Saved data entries
==================================================
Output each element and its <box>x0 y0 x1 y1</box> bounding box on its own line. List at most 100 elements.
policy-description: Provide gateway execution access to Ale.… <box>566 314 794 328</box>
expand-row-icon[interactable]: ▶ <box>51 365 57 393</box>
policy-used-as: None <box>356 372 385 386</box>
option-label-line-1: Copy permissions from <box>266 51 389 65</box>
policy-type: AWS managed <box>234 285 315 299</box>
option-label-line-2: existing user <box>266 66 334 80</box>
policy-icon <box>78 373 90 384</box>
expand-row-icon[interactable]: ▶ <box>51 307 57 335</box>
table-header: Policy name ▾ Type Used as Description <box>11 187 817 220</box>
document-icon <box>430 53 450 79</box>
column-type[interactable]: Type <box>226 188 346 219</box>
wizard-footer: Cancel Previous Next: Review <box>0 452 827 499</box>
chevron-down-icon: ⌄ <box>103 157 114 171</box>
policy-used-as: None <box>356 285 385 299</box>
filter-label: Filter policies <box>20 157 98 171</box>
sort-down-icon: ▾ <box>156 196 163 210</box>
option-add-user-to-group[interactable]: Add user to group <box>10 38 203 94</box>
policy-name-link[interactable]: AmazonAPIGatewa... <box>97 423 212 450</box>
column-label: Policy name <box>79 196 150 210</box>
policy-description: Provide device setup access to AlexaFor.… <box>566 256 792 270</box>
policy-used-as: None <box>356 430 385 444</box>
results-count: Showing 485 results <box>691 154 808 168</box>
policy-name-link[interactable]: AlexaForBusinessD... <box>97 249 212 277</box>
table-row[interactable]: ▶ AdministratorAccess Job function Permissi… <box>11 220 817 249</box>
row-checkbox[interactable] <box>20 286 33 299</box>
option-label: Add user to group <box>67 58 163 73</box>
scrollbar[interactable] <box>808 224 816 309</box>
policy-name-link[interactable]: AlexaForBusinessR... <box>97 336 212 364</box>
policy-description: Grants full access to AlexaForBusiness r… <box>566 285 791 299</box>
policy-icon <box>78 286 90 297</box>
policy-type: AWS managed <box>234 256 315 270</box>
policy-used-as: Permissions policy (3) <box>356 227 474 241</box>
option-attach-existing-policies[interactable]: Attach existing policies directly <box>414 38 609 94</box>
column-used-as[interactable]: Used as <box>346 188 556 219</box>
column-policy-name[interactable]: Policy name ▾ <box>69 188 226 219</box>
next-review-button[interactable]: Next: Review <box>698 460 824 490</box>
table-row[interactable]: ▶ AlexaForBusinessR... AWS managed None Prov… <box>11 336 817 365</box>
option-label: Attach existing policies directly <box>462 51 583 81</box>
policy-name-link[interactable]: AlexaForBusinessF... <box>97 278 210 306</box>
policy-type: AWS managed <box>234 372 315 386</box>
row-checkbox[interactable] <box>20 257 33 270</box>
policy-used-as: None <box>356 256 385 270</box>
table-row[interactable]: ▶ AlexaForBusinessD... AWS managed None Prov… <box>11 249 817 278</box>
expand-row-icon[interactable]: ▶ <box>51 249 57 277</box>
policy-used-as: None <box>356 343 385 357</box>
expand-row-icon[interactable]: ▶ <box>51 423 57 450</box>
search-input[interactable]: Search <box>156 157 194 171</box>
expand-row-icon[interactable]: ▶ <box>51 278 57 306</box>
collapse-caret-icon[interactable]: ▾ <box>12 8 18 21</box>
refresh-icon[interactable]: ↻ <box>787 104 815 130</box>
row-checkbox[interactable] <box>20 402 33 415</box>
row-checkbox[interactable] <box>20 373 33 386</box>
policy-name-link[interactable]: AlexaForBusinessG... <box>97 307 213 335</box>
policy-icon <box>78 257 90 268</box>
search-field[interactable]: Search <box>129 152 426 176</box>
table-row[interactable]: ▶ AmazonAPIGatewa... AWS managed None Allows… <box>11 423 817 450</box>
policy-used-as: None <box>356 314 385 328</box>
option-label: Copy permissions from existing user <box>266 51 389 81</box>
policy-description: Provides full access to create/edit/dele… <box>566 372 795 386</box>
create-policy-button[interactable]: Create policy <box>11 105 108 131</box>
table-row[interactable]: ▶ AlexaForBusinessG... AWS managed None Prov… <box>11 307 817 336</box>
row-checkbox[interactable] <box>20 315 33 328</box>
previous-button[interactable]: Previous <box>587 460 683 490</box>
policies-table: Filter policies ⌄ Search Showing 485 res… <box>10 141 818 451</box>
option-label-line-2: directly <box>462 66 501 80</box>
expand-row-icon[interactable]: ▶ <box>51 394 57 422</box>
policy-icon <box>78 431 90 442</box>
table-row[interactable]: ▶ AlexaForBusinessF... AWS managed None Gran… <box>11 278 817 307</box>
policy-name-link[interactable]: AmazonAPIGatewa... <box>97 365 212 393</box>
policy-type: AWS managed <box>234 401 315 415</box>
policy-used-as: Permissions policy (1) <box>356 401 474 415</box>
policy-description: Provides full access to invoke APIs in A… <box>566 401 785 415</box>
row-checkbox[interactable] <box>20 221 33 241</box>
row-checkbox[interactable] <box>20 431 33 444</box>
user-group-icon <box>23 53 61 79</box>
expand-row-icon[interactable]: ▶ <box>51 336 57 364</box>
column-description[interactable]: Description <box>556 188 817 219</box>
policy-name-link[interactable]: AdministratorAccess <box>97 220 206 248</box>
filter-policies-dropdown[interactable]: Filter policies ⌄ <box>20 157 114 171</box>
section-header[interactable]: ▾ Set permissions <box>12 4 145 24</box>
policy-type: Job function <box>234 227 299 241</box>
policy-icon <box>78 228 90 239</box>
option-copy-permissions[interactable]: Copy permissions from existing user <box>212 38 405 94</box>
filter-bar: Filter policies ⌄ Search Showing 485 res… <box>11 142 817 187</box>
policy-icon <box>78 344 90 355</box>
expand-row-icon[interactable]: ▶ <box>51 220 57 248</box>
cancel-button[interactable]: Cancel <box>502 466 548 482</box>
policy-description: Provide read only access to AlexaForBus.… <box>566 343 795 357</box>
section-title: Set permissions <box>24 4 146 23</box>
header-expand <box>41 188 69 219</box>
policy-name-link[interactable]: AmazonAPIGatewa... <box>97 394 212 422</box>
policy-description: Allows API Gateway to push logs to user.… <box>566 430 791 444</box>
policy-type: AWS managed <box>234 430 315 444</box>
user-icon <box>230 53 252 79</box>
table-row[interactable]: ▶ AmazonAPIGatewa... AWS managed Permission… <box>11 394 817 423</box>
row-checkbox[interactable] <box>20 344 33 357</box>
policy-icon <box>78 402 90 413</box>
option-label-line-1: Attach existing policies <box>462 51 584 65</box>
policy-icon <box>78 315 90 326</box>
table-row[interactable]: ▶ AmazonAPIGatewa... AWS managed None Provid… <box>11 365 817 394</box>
==================================================
## DIRECTIVE:
Can you convert every line of the records above into a numbered list, skipping any blank lines?

## WRITTEN RESPONSE:
1. Output each element and its <box>x0 y0 x1 y1</box> bounding box on its own line. List at most 100 elements.
2. policy-description: Provide gateway execution access to Ale.… <box>566 314 794 328</box>
3. expand-row-icon[interactable]: ▶ <box>51 365 57 393</box>
4. policy-used-as: None <box>356 372 385 386</box>
5. option-label-line-1: Copy permissions from <box>266 51 389 65</box>
6. policy-type: AWS managed <box>234 285 315 299</box>
7. option-label-line-2: existing user <box>266 66 334 80</box>
8. policy-icon <box>78 373 90 384</box>
9. expand-row-icon[interactable]: ▶ <box>51 307 57 335</box>
10. table-header: Policy name ▾ Type Used as Description <box>11 187 817 220</box>
11. document-icon <box>430 53 450 79</box>
12. column-type[interactable]: Type <box>226 188 346 219</box>
13. wizard-footer: Cancel Previous Next: Review <box>0 452 827 499</box>
14. chevron-down-icon: ⌄ <box>103 157 114 171</box>
15. policy-used-as: None <box>356 285 385 299</box>
16. filter-label: Filter policies <box>20 157 98 171</box>
17. sort-down-icon: ▾ <box>156 196 163 210</box>
18. option-add-user-to-group[interactable]: Add user to group <box>10 38 203 94</box>
19. policy-name-link[interactable]: AmazonAPIGatewa... <box>97 423 212 450</box>
20. column-label: Policy name <box>79 196 150 210</box>
21. policy-description: Provide device setup access to AlexaFor.… <box>566 256 792 270</box>
22. policy-used-as: None <box>356 430 385 444</box>
23. results-count: Showing 485 results <box>691 154 808 168</box>
24. policy-name-link[interactable]: AlexaForBusinessD... <box>97 249 212 277</box>
25. table-row[interactable]: ▶ AdministratorAccess Job function Permissi… <box>11 220 817 249</box>
26. row-checkbox[interactable] <box>20 286 33 299</box>
27. option-label: Add user to group <box>67 58 163 73</box>
28. scrollbar[interactable] <box>808 224 816 309</box>
29. policy-name-link[interactable]: AlexaForBusinessR... <box>97 336 212 364</box>
30. policy-description: Grants full access to AlexaForBusiness r… <box>566 285 791 299</box>
31. policy-icon <box>78 286 90 297</box>
32. policy-type: AWS managed <box>234 256 315 270</box>
33. policy-used-as: Permissions policy (3) <box>356 227 474 241</box>
34. option-attach-existing-policies[interactable]: Attach existing policies directly <box>414 38 609 94</box>
35. column-used-as[interactable]: Used as <box>346 188 556 219</box>
36. column-policy-name[interactable]: Policy name ▾ <box>69 188 226 219</box>
37. next-review-button[interactable]: Next: Review <box>698 460 824 490</box>
38. table-row[interactable]: ▶ AlexaForBusinessR... AWS managed None Prov… <box>11 336 817 365</box>
39. option-label: Attach existing policies directly <box>462 51 583 81</box>
40. policy-name-link[interactable]: AlexaForBusinessF... <box>97 278 210 306</box>
41. policy-type: AWS managed <box>234 372 315 386</box>
42. row-checkbox[interactable] <box>20 257 33 270</box>
43. policy-used-as: None <box>356 256 385 270</box>
44. table-row[interactable]: ▶ AlexaForBusinessD... AWS managed None Prov… <box>11 249 817 278</box>
45. expand-row-icon[interactable]: ▶ <box>51 249 57 277</box>
46. policy-used-as: None <box>356 343 385 357</box>
47. expand-row-icon[interactable]: ▶ <box>51 423 57 450</box>
48. search-input[interactable]: Search <box>156 157 194 171</box>
49. expand-row-icon[interactable]: ▶ <box>51 278 57 306</box>
50. collapse-caret-icon[interactable]: ▾ <box>12 8 18 21</box>
51. refresh-icon[interactable]: ↻ <box>787 104 815 130</box>
52. row-checkbox[interactable] <box>20 402 33 415</box>
53. row-checkbox[interactable] <box>20 373 33 386</box>
54. policy-name-link[interactable]: AlexaForBusinessG... <box>97 307 213 335</box>
55. policy-icon <box>78 257 90 268</box>
56. search-field[interactable]: Search <box>129 152 426 176</box>
57. table-row[interactable]: ▶ AmazonAPIGatewa... AWS managed None Allows… <box>11 423 817 450</box>
58. policy-used-as: None <box>356 314 385 328</box>
59. option-label: Copy permissions from existing user <box>266 51 389 81</box>
60. policy-description: Provides full access to create/edit/dele… <box>566 372 795 386</box>
61. create-policy-button[interactable]: Create policy <box>11 105 108 131</box>
62. table-row[interactable]: ▶ AlexaForBusinessG... AWS managed None Prov… <box>11 307 817 336</box>
63. row-checkbox[interactable] <box>20 315 33 328</box>
64. previous-button[interactable]: Previous <box>587 460 683 490</box>
65. policies-table: Filter policies ⌄ Search Showing 485 res… <box>10 141 818 451</box>
66. option-label-line-2: directly <box>462 66 501 80</box>
67. expand-row-icon[interactable]: ▶ <box>51 394 57 422</box>
68. policy-icon <box>78 431 90 442</box>
69. table-row[interactable]: ▶ AlexaForBusinessF... AWS managed None Gran… <box>11 278 817 307</box>
70. policy-name-link[interactable]: AmazonAPIGatewa... <box>97 365 212 393</box>
71. policy-type: AWS managed <box>234 401 315 415</box>
72. policy-used-as: Permissions policy (1) <box>356 401 474 415</box>
73. policy-description: Provides full access to invoke APIs in A… <box>566 401 785 415</box>
74. row-checkbox[interactable] <box>20 221 33 241</box>
75. row-checkbox[interactable] <box>20 431 33 444</box>
76. user-group-icon <box>23 53 61 79</box>
77. expand-row-icon[interactable]: ▶ <box>51 336 57 364</box>
78. column-description[interactable]: Description <box>556 188 817 219</box>
79. policy-name-link[interactable]: AdministratorAccess <box>97 220 206 248</box>
80. filter-policies-dropdown[interactable]: Filter policies ⌄ <box>20 157 114 171</box>
81. section-header[interactable]: ▾ Set permissions <box>12 4 145 24</box>
82. policy-type: Job function <box>234 227 299 241</box>
83. policy-icon <box>78 228 90 239</box>
84. option-copy-permissions[interactable]: Copy permissions from existing user <box>212 38 405 94</box>
85. filter-bar: Filter policies ⌄ Search Showing 485 res… <box>11 142 817 187</box>
86. policy-icon <box>78 344 90 355</box>
87. expand-row-icon[interactable]: ▶ <box>51 220 57 248</box>
88. cancel-button[interactable]: Cancel <box>502 466 548 482</box>
89. policy-description: Provide read only access to AlexaForBus.… <box>566 343 795 357</box>
90. section-title: Set permissions <box>24 4 146 23</box>
91. header-expand <box>41 188 69 219</box>
92. policy-name-link[interactable]: AmazonAPIGatewa... <box>97 394 212 422</box>
93. policy-description: Allows API Gateway to push logs to user.… <box>566 430 791 444</box>
94. policy-type: AWS managed <box>234 430 315 444</box>
95. user-icon <box>230 53 252 79</box>
96. table-row[interactable]: ▶ AmazonAPIGatewa... AWS managed Permission… <box>11 394 817 423</box>
97. row-checkbox[interactable] <box>20 344 33 357</box>
98. policy-icon <box>78 402 90 413</box>
99. option-label-line-1: Attach existing policies <box>462 51 584 65</box>
100. policy-icon <box>78 315 90 326</box>
101. table-row[interactable]: ▶ AmazonAPIGatewa... AWS managed None Provid… <box>11 365 817 394</box>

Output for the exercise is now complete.